**Document section:**

** Start **

James said:
revision scoring as a service will
not actually categorize the nature of what it is learning.
See
https://en.wikipedia.org/wiki/Wikipedia:Labels/Edit_quality We're almost ready to train and deploy a model with some nuance in it's prediction based on the *reason* that something should be reverted. (E.g. damaging/not-damaging and good-faith/bad-faith) We already have the labeling campaign done for Portuguese Wikipedia and we're nearly done for Turkish, Persian and English.
Beyond that work, I think there's a fun clustering project to be done here to discover categories of revert reasons. I'm always looking for collaborators to advise on these types of fun projects. *hint hint*
But when it comes down to it, I think our best measures of value-added won't be the output of a machine classifier, but rather some careful work in measurement theory. As Pine hopes ("assigning value to edits or editors; I would still like that project to go forward."), the project is continuing to move forward -- just slower than I had planned. Due to the massive interest in Revision Scoring, I've been putting a lot more of my time there recently.
Again, I'm always looking for collaborators on these projects. I do as much work as I can to get them online and I have a small team working with me, but we can always use a hand. There are lots of ways to contribute. You don't need to code. We need help labeling edits, doing outreach in new wikis that we'd like to support and translating our software and docs.
-Aaron

** End **

**Required task A:**
Answer these questions about the revision scoring post:
(i) For which Wikipedia has the labeling campaign already been completed?
(ii) What has the writer been putting much more time into recently because of massive interest?
(iii) What three kinds of help, other than coding, does the post say are needed?

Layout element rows
** Start **

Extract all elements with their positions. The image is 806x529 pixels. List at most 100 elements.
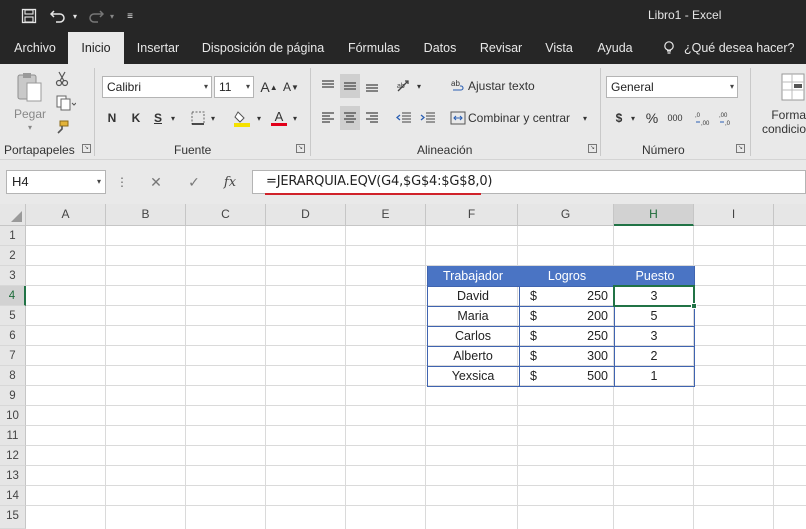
conditional-format-icon[interactable] <box>780 70 806 104</box>
font-color-button[interactable]: A <box>270 108 288 128</box>
table-cell-trabajador[interactable]: Alberto <box>427 346 519 366</box>
tab-inicio[interactable]: Inicio <box>68 32 124 64</box>
cut-icon[interactable] <box>54 70 70 88</box>
tab-disposicion-pagina[interactable]: Disposición de página <box>198 32 328 64</box>
table-header-logros[interactable]: Logros <box>519 266 615 286</box>
paste-button[interactable]: Pegar <box>8 106 52 122</box>
currency-button[interactable]: $ <box>612 108 626 128</box>
align-bottom-icon[interactable] <box>362 74 382 98</box>
row-header-2[interactable]: 2 <box>0 246 26 266</box>
table-cell-currency[interactable]: $ <box>530 306 544 326</box>
borders-dropdown-icon[interactable]: ▾ <box>208 108 218 128</box>
save-icon[interactable] <box>18 6 40 26</box>
increase-decimal-icon[interactable]: ,0,00 <box>694 108 712 128</box>
row-header-1[interactable]: 1 <box>0 226 26 246</box>
clipboard-launcher-icon[interactable]: ↘ <box>82 144 91 153</box>
undo-icon[interactable] <box>48 6 68 26</box>
underline-dropdown-icon[interactable]: ▾ <box>168 108 178 128</box>
worksheet-grid[interactable]: A B C D E F G H I 1 2 3 4 5 6 7 8 9 10 1… <box>0 204 806 529</box>
confirm-entry-icon[interactable]: ✓ <box>184 172 204 192</box>
borders-icon[interactable] <box>190 108 206 128</box>
row-header-10[interactable]: 10 <box>0 406 26 426</box>
font-size-select[interactable]: 11 ▾ <box>214 76 254 98</box>
table-cell-puesto[interactable]: 3 <box>615 326 693 346</box>
tab-formulas[interactable]: Fórmulas <box>344 32 404 64</box>
italic-button[interactable]: K <box>128 108 144 128</box>
tab-archivo[interactable]: Archivo <box>4 32 66 64</box>
fill-color-icon[interactable] <box>232 108 252 128</box>
format-painter-icon[interactable] <box>54 118 70 136</box>
column-header-c[interactable]: C <box>186 204 266 226</box>
thousands-button[interactable]: 000 <box>664 108 686 128</box>
conditional-format-label-2[interactable]: condicio <box>758 122 806 136</box>
alignment-launcher-icon[interactable]: ↘ <box>588 144 597 153</box>
merge-center-icon[interactable] <box>450 108 466 128</box>
column-header-h[interactable]: H <box>614 204 694 226</box>
row-header-8[interactable]: 8 <box>0 366 26 386</box>
row-header-4[interactable]: 4 <box>0 286 26 306</box>
row-header-9[interactable]: 9 <box>0 386 26 406</box>
column-header-e[interactable]: E <box>346 204 426 226</box>
tab-vista[interactable]: Vista <box>540 32 578 64</box>
wrap-text-icon[interactable]: ab <box>450 76 466 96</box>
grow-font-button[interactable]: A ▲ <box>260 76 278 98</box>
copy-icon[interactable] <box>54 94 78 112</box>
merge-center-button[interactable]: Combinar y centrar <box>468 108 576 128</box>
table-cell-puesto[interactable]: 5 <box>615 306 693 326</box>
active-cell-selection[interactable] <box>613 285 695 307</box>
font-launcher-icon[interactable]: ↘ <box>296 144 305 153</box>
table-cell-logros[interactable]: 250 <box>560 326 608 346</box>
align-right-icon[interactable] <box>362 106 382 130</box>
tab-revisar[interactable]: Revisar <box>476 32 526 64</box>
table-cell-logros[interactable]: 250 <box>560 286 608 306</box>
align-middle-icon[interactable] <box>340 74 360 98</box>
fill-handle[interactable] <box>691 303 697 309</box>
table-cell-logros[interactable]: 300 <box>560 346 608 366</box>
column-header-b[interactable]: B <box>106 204 186 226</box>
table-header-trabajador[interactable]: Trabajador <box>427 266 519 286</box>
row-header-7[interactable]: 7 <box>0 346 26 366</box>
row-header-3[interactable]: 3 <box>0 266 26 286</box>
tab-datos[interactable]: Datos <box>420 32 460 64</box>
table-cell-puesto[interactable]: 1 <box>615 366 693 386</box>
column-header-f[interactable]: F <box>426 204 518 226</box>
table-cell-currency[interactable]: $ <box>530 286 544 306</box>
align-left-icon[interactable] <box>318 106 338 130</box>
increase-indent-icon[interactable] <box>418 106 438 130</box>
number-launcher-icon[interactable]: ↘ <box>736 144 745 153</box>
percent-button[interactable]: % <box>644 108 660 128</box>
bold-button[interactable]: N <box>104 108 120 128</box>
table-cell-logros[interactable]: 500 <box>560 366 608 386</box>
align-center-icon[interactable] <box>340 106 360 130</box>
redo-icon[interactable] <box>86 6 106 26</box>
wrap-text-button[interactable]: Ajustar texto <box>468 76 538 96</box>
align-top-icon[interactable] <box>318 74 338 98</box>
row-header-15[interactable]: 15 <box>0 506 26 529</box>
more-options-icon[interactable]: ⋮ <box>116 172 128 192</box>
row-header-5[interactable]: 5 <box>0 306 26 326</box>
undo-dropdown-icon[interactable]: ▾ <box>70 6 80 26</box>
cancel-entry-icon[interactable]: ✕ <box>146 172 166 192</box>
table-cell-currency[interactable]: $ <box>530 346 544 366</box>
fill-color-dropdown-icon[interactable]: ▾ <box>254 108 264 128</box>
decrease-decimal-icon[interactable]: ,00,0 <box>718 108 736 128</box>
conditional-format-label-1[interactable]: Forma <box>758 108 806 122</box>
underline-button[interactable]: S <box>150 108 166 128</box>
row-header-12[interactable]: 12 <box>0 446 26 466</box>
customize-quick-access-icon[interactable]: ≡ <box>124 6 136 26</box>
column-header-a[interactable]: A <box>26 204 106 226</box>
select-all-button[interactable] <box>0 204 26 226</box>
shrink-font-button[interactable]: A ▼ <box>282 76 300 98</box>
lightbulb-icon[interactable] <box>660 32 678 64</box>
merge-dropdown-icon[interactable]: ▾ <box>580 108 590 128</box>
table-header-puesto[interactable]: Puesto <box>615 266 695 286</box>
table-cell-trabajador[interactable]: Yexsica <box>427 366 519 386</box>
number-format-select[interactable]: General ▾ <box>606 76 738 98</box>
tab-insertar[interactable]: Insertar <box>132 32 184 64</box>
tell-me-search[interactable]: ¿Qué desea hacer? <box>684 32 806 64</box>
column-header-g[interactable]: G <box>518 204 614 226</box>
table-cell-currency[interactable]: $ <box>530 366 544 386</box>
table-cell-logros[interactable]: 200 <box>560 306 608 326</box>
table-cell-trabajador[interactable]: Carlos <box>427 326 519 346</box>
currency-dropdown-icon[interactable]: ▾ <box>628 108 638 128</box>
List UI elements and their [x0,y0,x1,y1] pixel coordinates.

** End **

**Required task B:** Tally the lines in the rows above that contain the string "entry", treating case as significant, and give only the number.

**Response A:**
(i) Portuguese Wikipedia
(ii) Revision Scoring
(iii) Labeling edits, doing outreach in new wikis, and translating the software and docs

**Response B:** 2